[TASK DETAILS]: Take every line from the listing below that includes "possibly" and copy it.

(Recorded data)

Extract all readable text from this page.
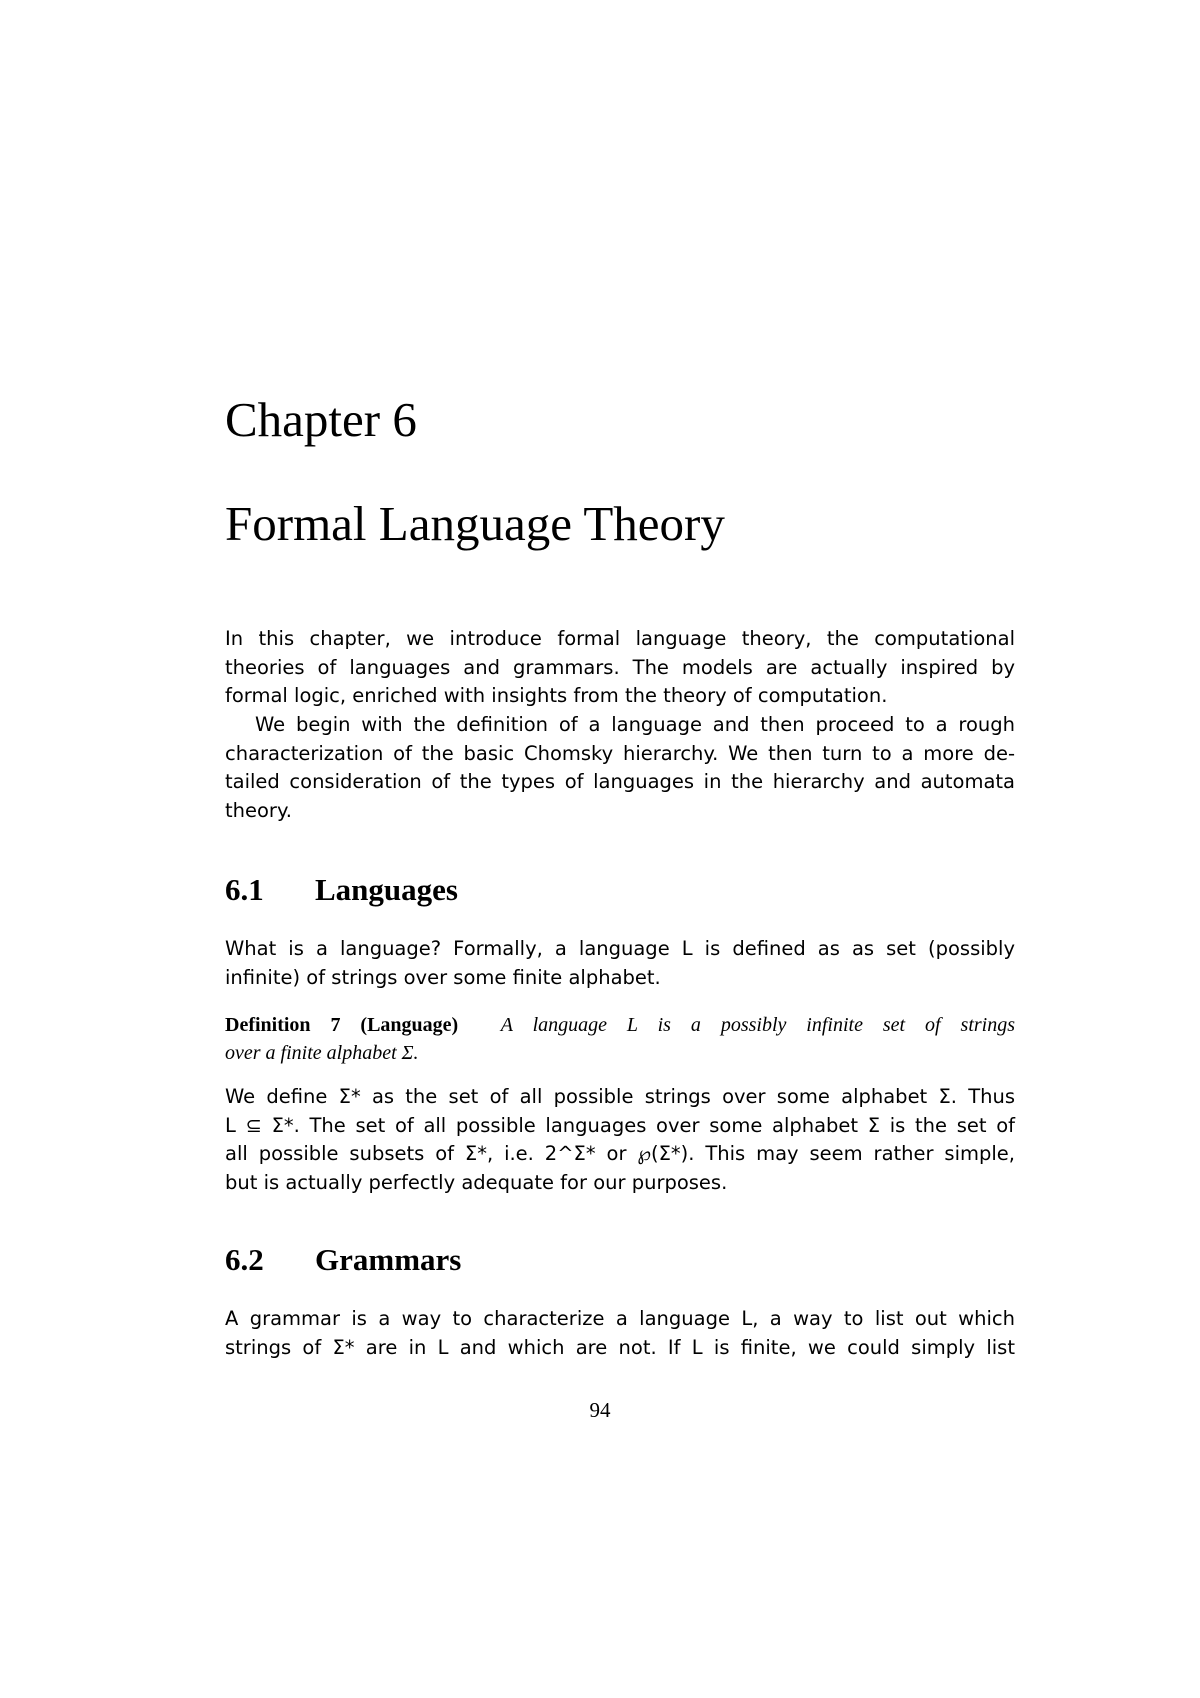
Chapter 6
Formal Language Theory
In this chapter, we introduce formal language theory, the computational
theories of languages and grammars. The models are actually inspired by
formal logic, enriched with insights from the theory of computation.
We begin with the definition of a language and then proceed to a rough
characterization of the basic Chomsky hierarchy. We then turn to a more de-
tailed consideration of the types of languages in the hierarchy and automata
theory.
6.1 Languages
What is a language? Formally, a language L is defined as as set (possibly
infinite) of strings over some finite alphabet.
Definition 7 (Language) A language L is a possibly infinite set of strings
over a finite alphabet Σ.
We define Σ* as the set of all possible strings over some alphabet Σ. Thus
L ⊆ Σ*. The set of all possible languages over some alphabet Σ is the set of
all possible subsets of Σ*, i.e. 2^Σ* or ℘(Σ*). This may seem rather simple,
but is actually perfectly adequate for our purposes.
6.2 Grammars
A grammar is a way to characterize a language L, a way to list out which
strings of Σ* are in L and which are not. If L is finite, we could simply list
94
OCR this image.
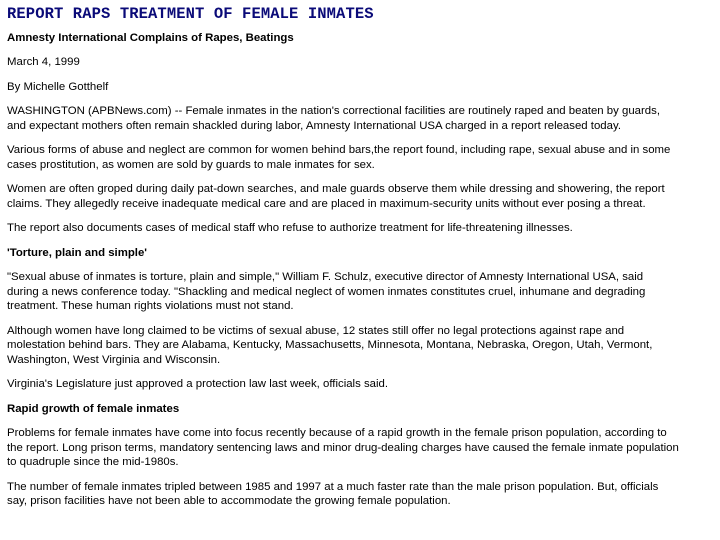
REPORT RAPS TREATMENT OF FEMALE INMATES
Amnesty International Complains of Rapes, Beatings
March 4, 1999
By Michelle Gotthelf
WASHINGTON (APBNews.com) -- Female inmates in the nation's correctional facilities are routinely raped and beaten by guards,
and expectant mothers often remain shackled during labor, Amnesty International USA charged in a report released today.
Various forms of abuse and neglect are common for women behind bars,the report found, including rape, sexual abuse and in some
cases prostitution, as women are sold by guards to male inmates for sex.
Women are often groped during daily pat-down searches, and male guards observe them while dressing and showering, the report
claims. They allegedly receive inadequate medical care and are placed in maximum-security units without ever posing a threat.
The report also documents cases of medical staff who refuse to authorize treatment for life-threatening illnesses.
'Torture, plain and simple'
"Sexual abuse of inmates is torture, plain and simple," William F. Schulz, executive director of Amnesty International USA, said
during a news conference today. "Shackling and medical neglect of women inmates constitutes cruel, inhumane and degrading
treatment. These human rights violations must not stand.
Although women have long claimed to be victims of sexual abuse, 12 states still offer no legal protections against rape and
molestation behind bars. They are Alabama, Kentucky, Massachusetts, Minnesota, Montana, Nebraska, Oregon, Utah, Vermont,
Washington, West Virginia and Wisconsin.
Virginia's Legislature just approved a protection law last week, officials said.
Rapid growth of female inmates
Problems for female inmates have come into focus recently because of a rapid growth in the female prison population, according to
the report. Long prison terms, mandatory sentencing laws and minor drug-dealing charges have caused the female inmate population
to quadruple since the mid-1980s.
The number of female inmates tripled between 1985 and 1997 at a much faster rate than the male prison population. But, officials
say, prison facilities have not been able to accommodate the growing female population.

[FINAL ANSWER]:
What is a language? Formally, a language L is defined as as set (possibly
Definition 7 (Language) A language L is a possibly infinite set of strings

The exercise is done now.